**** Extracted material ****
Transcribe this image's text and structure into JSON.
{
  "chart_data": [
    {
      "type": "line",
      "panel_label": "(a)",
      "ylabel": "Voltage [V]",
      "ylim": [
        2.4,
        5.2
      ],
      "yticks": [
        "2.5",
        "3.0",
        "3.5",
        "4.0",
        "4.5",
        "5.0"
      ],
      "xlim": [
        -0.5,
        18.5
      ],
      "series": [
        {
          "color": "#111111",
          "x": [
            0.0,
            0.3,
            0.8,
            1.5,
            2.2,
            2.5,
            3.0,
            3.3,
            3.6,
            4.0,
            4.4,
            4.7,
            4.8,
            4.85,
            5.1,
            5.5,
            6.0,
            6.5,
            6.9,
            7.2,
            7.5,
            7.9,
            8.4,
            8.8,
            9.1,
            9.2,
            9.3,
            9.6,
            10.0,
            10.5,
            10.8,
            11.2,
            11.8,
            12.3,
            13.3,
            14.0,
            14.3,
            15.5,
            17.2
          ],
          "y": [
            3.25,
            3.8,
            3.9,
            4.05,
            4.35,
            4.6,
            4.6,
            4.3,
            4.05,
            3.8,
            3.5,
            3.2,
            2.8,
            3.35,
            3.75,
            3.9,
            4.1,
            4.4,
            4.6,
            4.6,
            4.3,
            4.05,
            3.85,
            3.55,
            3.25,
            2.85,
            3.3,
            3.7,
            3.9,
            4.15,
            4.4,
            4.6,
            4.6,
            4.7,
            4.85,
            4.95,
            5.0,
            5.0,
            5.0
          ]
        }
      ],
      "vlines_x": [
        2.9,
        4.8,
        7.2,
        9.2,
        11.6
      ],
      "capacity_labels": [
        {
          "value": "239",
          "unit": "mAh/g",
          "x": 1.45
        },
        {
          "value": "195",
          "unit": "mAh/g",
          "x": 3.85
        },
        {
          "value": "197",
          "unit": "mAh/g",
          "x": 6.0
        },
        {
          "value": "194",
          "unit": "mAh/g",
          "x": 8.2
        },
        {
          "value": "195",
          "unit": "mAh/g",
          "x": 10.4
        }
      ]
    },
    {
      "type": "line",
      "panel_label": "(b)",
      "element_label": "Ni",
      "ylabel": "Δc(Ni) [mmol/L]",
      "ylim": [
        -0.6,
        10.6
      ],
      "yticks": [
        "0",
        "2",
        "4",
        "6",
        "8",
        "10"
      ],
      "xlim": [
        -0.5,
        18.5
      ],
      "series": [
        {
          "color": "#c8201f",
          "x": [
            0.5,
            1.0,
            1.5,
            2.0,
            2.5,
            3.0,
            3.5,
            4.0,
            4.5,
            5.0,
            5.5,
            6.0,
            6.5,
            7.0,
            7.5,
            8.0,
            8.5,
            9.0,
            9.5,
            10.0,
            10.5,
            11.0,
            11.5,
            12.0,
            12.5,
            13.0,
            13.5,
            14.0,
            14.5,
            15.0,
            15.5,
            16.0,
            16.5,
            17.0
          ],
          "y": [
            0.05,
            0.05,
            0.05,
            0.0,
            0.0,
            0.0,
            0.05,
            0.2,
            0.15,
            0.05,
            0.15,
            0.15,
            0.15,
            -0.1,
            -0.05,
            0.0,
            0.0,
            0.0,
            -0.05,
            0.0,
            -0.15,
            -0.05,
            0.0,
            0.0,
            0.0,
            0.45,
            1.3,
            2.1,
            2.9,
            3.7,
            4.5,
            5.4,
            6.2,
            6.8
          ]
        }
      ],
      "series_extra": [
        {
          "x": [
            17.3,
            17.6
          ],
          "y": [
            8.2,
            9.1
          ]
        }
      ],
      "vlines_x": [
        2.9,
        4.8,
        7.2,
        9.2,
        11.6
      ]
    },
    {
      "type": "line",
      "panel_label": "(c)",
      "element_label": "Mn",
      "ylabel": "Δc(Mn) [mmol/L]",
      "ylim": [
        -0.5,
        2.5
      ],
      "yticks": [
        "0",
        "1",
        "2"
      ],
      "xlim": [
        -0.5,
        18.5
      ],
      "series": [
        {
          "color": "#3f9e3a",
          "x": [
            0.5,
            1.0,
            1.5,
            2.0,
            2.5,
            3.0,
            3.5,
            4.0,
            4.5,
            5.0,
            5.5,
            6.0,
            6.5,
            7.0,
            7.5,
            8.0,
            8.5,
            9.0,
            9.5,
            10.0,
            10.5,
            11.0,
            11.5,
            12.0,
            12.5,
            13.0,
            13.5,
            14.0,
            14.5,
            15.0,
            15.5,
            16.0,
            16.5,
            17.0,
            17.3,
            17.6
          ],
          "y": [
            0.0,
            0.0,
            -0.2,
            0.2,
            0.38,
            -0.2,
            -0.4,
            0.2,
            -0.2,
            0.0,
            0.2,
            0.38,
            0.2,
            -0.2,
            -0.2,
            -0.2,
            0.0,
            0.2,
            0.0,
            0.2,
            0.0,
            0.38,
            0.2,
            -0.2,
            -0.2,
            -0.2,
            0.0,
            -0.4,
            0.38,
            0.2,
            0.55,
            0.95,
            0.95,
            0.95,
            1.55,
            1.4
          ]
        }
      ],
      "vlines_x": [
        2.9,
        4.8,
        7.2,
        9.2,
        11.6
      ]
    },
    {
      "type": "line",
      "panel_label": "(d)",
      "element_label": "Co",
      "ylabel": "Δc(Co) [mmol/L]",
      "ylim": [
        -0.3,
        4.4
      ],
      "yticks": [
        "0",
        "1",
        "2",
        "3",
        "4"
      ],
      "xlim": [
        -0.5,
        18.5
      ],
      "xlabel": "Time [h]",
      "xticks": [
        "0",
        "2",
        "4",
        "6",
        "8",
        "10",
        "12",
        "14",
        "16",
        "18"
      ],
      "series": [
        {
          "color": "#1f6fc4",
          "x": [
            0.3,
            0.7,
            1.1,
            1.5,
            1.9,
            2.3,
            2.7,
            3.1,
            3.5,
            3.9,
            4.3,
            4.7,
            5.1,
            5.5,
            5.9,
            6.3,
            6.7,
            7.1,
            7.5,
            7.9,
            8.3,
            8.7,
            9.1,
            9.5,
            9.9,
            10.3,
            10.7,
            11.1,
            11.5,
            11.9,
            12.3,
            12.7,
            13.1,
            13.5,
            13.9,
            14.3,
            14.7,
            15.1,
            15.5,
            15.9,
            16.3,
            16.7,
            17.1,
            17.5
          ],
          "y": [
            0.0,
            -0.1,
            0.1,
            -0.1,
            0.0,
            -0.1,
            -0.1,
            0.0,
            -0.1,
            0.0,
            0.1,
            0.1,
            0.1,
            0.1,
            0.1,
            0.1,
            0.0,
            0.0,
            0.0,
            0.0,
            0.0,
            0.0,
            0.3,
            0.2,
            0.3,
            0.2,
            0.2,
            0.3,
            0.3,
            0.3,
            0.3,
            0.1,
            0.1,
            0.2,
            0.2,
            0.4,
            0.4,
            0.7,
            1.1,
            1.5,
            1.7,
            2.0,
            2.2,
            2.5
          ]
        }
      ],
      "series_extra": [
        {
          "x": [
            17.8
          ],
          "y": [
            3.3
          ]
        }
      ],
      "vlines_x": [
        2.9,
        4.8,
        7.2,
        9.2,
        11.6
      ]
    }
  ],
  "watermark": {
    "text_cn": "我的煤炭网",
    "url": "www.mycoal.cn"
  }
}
****
Read through the data and copy every line where "value" shows up.

          "value": "239",
          "value": "195",
          "value": "197",
          "value": "194",
          "value": "195",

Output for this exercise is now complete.